- _Problem statement_
Every entry must be echoed exactly.

- _Given data_
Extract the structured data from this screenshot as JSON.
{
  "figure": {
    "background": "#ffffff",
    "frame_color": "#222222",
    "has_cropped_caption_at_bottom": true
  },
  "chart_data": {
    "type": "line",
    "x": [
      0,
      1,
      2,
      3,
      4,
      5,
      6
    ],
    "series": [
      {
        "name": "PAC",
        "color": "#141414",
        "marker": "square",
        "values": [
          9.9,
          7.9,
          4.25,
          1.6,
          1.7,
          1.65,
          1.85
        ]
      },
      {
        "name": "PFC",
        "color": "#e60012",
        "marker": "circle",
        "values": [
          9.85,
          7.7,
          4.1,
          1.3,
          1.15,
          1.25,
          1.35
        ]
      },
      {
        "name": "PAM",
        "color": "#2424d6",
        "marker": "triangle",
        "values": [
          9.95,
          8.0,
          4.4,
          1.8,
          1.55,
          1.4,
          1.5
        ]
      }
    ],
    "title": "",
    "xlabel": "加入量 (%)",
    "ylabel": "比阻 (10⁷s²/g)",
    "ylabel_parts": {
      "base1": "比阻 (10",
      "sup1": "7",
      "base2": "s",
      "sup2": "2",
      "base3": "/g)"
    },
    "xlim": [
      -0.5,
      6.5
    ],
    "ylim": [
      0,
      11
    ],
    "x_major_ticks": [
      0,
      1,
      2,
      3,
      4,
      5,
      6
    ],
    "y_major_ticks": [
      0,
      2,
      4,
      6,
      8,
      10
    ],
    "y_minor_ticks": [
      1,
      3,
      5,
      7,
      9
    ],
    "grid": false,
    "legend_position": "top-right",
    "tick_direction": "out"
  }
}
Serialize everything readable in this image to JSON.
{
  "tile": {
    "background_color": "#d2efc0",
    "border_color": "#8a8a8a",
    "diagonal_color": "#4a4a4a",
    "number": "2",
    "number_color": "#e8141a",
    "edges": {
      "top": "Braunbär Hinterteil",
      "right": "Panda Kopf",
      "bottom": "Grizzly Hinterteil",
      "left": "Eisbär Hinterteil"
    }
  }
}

- _Written reply_
Extract the structured data from this screenshot as JSON.
{
  "figure": {
    "background": "#ffffff",
    "frame_color": "#222222",
    "has_cropped_caption_at_bottom": true
  },
  "chart_data": {
    "type": "line",
    "x": [
      0,
      1,
      2,
      3,
      4,
      5,
      6
    ],
    "series": [
      {
        "name": "PAC",
        "color": "#141414",
        "marker": "square",
        "values": [
          9.9,
          7.9,
          4.25,
          1.6,
          1.7,
          1.65,
          1.85
        ]
      },
      {
        "name": "PFC",
        "color": "#e60012",
        "marker": "circle",
        "values": [
          9.85,
          7.7,
          4.1,
          1.3,
          1.15,
          1.25,
          1.35
        ]
      },
      {
        "name": "PAM",
        "color": "#2424d6",
        "marker": "triangle",
        "values": [
          9.95,
          8.0,
          4.4,
          1.8,
          1.55,
          1.4,
          1.5
        ]
      }
    ],
    "title": "",
    "xlabel": "加入量 (%)",
    "ylabel": "比阻 (10⁷s²/g)",
    "ylabel_parts": {
      "base1": "比阻 (10",
      "sup1": "7",
      "base2": "s",
      "sup2": "2",
      "base3": "/g)"
    },
    "xlim": [
      -0.5,
      6.5
    ],
    "ylim": [
      0,
      11
    ],
    "x_major_ticks": [
      0,
      1,
      2,
      3,
      4,
      5,
      6
    ],
    "y_major_ticks": [
      0,
      2,
      4,
      6,
      8,
      10
    ],
    "y_minor_ticks": [
      1,
      3,
      5,
      7,
      9
    ],
    "grid": false,
    "legend_position": "top-right",
    "tick_direction": "out"
  }
}
Serialize everything readable in this image to JSON.
{
  "tile": {
    "background_color": "#d2efc0",
    "border_color": "#8a8a8a",
    "diagonal_color": "#4a4a4a",
    "number": "2",
    "number_color": "#e8141a",
    "edges": {
      "top": "Braunbär Hinterteil",
      "right": "Panda Kopf",
      "bottom": "Grizzly Hinterteil",
      "left": "Eisbär Hinterteil"
    }
  }
}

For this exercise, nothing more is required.